### Task goal
From the entries below, tally how many lines contain "text" and report only that figure.

>> Start Given records

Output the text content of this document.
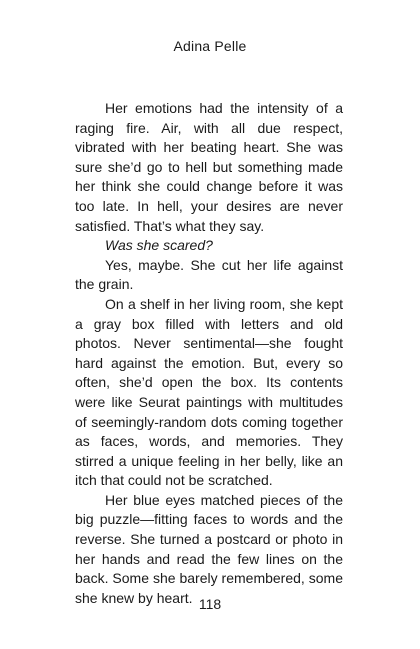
Adina Pelle

Her emotions had the intensity of a raging fire. Air, with all due respect, vibrated with her beating heart. She was sure she’d go to hell but something made her think she could change before it was too late. In hell, your desires are never satisfied. That’s what they say.

Was she scared?

Yes, maybe. She cut her life against the grain.

On a shelf in her living room, she kept a gray box filled with letters and old photos. Never sentimental—she fought hard against the emotion. But, every so often, she’d open the box. Its contents were like Seurat paintings with multitudes of seemingly-random dots coming together as faces, words, and memories. They stirred a unique feeling in her belly, like an itch that could not be scratched.

Her blue eyes matched pieces of the big puzzle—fitting faces to words and the reverse. She turned a postcard or photo in her hands and read the few lines on the back. Some she barely remembered, some she knew by heart. 118
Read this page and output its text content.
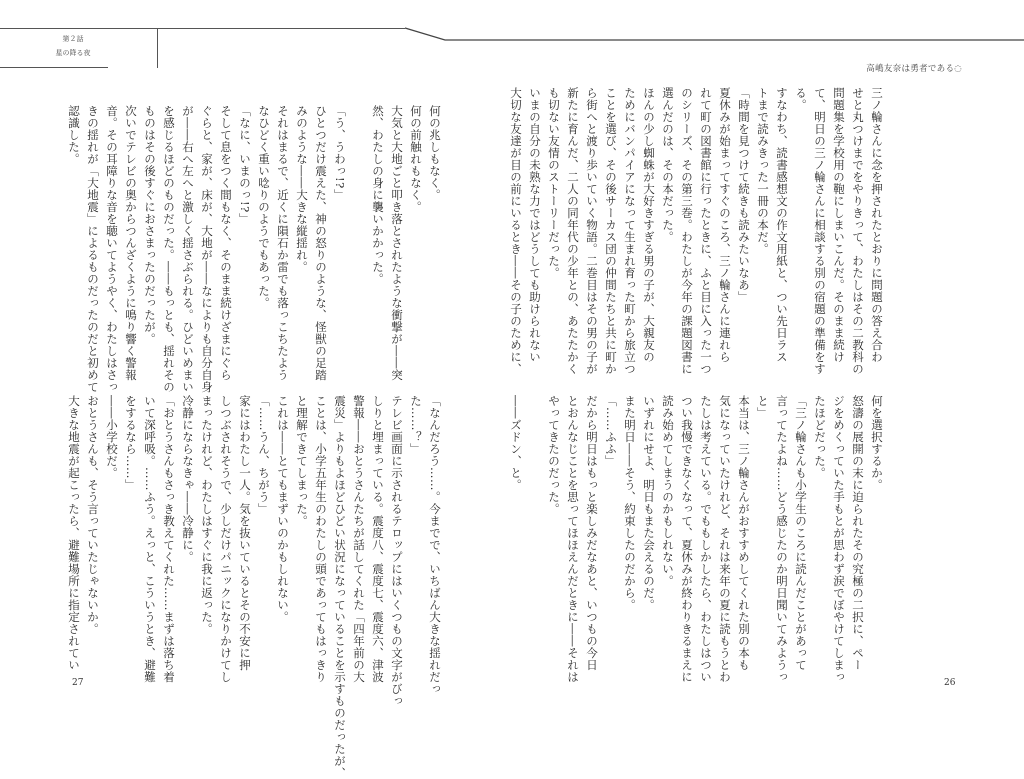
第２話
星の降る夜
高嶋友奈は勇者である◌

三ノ輪さんに念を押されたとおりに問題の答え合わ

せと丸つけまでをやりきって、わたしはその二教科の

問題集を学校用の鞄にしまいこんだ。そのまま続け

て、明日の三ノ輪さんに相談する別の宿題の準備をす

る。

すなわち、読書感想文の作文用紙と、つい先日ラス

トまで読みきった一冊の本だ。

「時間を見つけて続きも読みたいなあ」

夏休みが始まってすぐのころ、三ノ輪さんに連れら

れて町の図書館に行ったときに、ふと目に入った一つ

のシリーズ、その第三巻。わたしが今年の課題図書に

選んだのは、その本だった。

ほんの少し蜘蛛が大好きすぎる男の子が、大親友の

ためにバンパイアになって生まれ育った町から旅立つ

ことを選び、その後サーカス団の仲間たちと共に町か

ら街へと渡り歩いていく物語。二巻目はその男の子が

新たに育んだ、二人の同年代の少年との、あたたかく

も切ない友情のストーリーだった。

いまの自分の未熟な力ではどうしても助けられない

大切な友達が目の前にいるとき――その子のために、

何を選択するか。

怒濤の展開の末に迫られたその究極の二択に、ペー

ジをめくっていた手もとが思わず涙でぼやけてしまっ

たほどだった。

「三ノ輪さんも小学生のころに読んだことがあって

言ってたよね……どう感じたのか明日聞いてみようっ

と」

本当は、三ノ輪さんがおすすめしてくれた別の本も

気になっていたけれど、それは来年の夏に読もうとわ

たしは考えている。でももしかしたら、わたしはつい

つい我慢できなくなって、夏休みが終わりきるまえに

読み始めてしまうのかもしれない。

いずれにせよ、明日もまた会えるのだ。

また明日――そう、約束したのだから。

「……ふふ」

だから明日はもっと楽しみだなあと、いつもの今日

とおんなじことを思ってほほえんだときに――それは

やってきたのだった。

――ズドン、と。

26

何の兆しもなく。

何の前触れもなく。

大気と大地ごと叩き落とされたような衝撃が――突

然、わたしの身に襲いかかった。

「う、うわっ!?」

ひとつだけ震えた、神の怒りのような、怪獣の足踏

みのような――大きな縦揺れ。

それはまるで、近くに隕石か雷でも落っこちたよう

なひどく重い唸りのようでもあった。

「なに、いまのっ!?」

そして息をつく間もなく、そのまま続けざまにぐら

ぐらと、家が、床が、大地が――なによりも自分自身

が――右へ左へと激しく揺さぶられる。ひどいめまい

を感じるほどのものだった。――もっとも、揺れその

ものはその後すぐにおさまったのだったが。

次いでテレビの奥からつんざくように鳴り響く警報

音。その耳障りな音を聴いてようやく、わたしはさっ

きの揺れが「大地震」によるものだったのだと初めて

認識した。

「なんだろう……。今までで、いちばん大きな揺れだっ

た……？」

テレビ画面に示されるテロップにはいくつもの文字がびっ

しりと埋まっている。震度八、震度七、震度六、津波

警報――おとうさんたちが話してくれた「四年前の大

震災」よりもよほどひどい状況になっていることを示すものだったが、

ことは、小学五年生のわたしの頭であってもはっきり

と理解できてしまった。

これは――とてもまずいのかもしれない。

「……うん、ちがう」

家にはわたし一人。気を抜いているとその不安に押

しつぶされそうで、少しだけパニックになりかけてし

まったけれど、わたしはすぐに我に返った。

冷静にならなきゃ――冷静に。

「おとうさんもさっき教えてくれた……まずは落ち着

いて深呼吸。……ふう。えっと、こういうとき、避難

をするなら……」

――小学校だ。

おとうさんも、そう言っていたじゃないか。

大きな地震が起こったら、避難場所に指定されてい

27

>> End Given records

### Answer below
2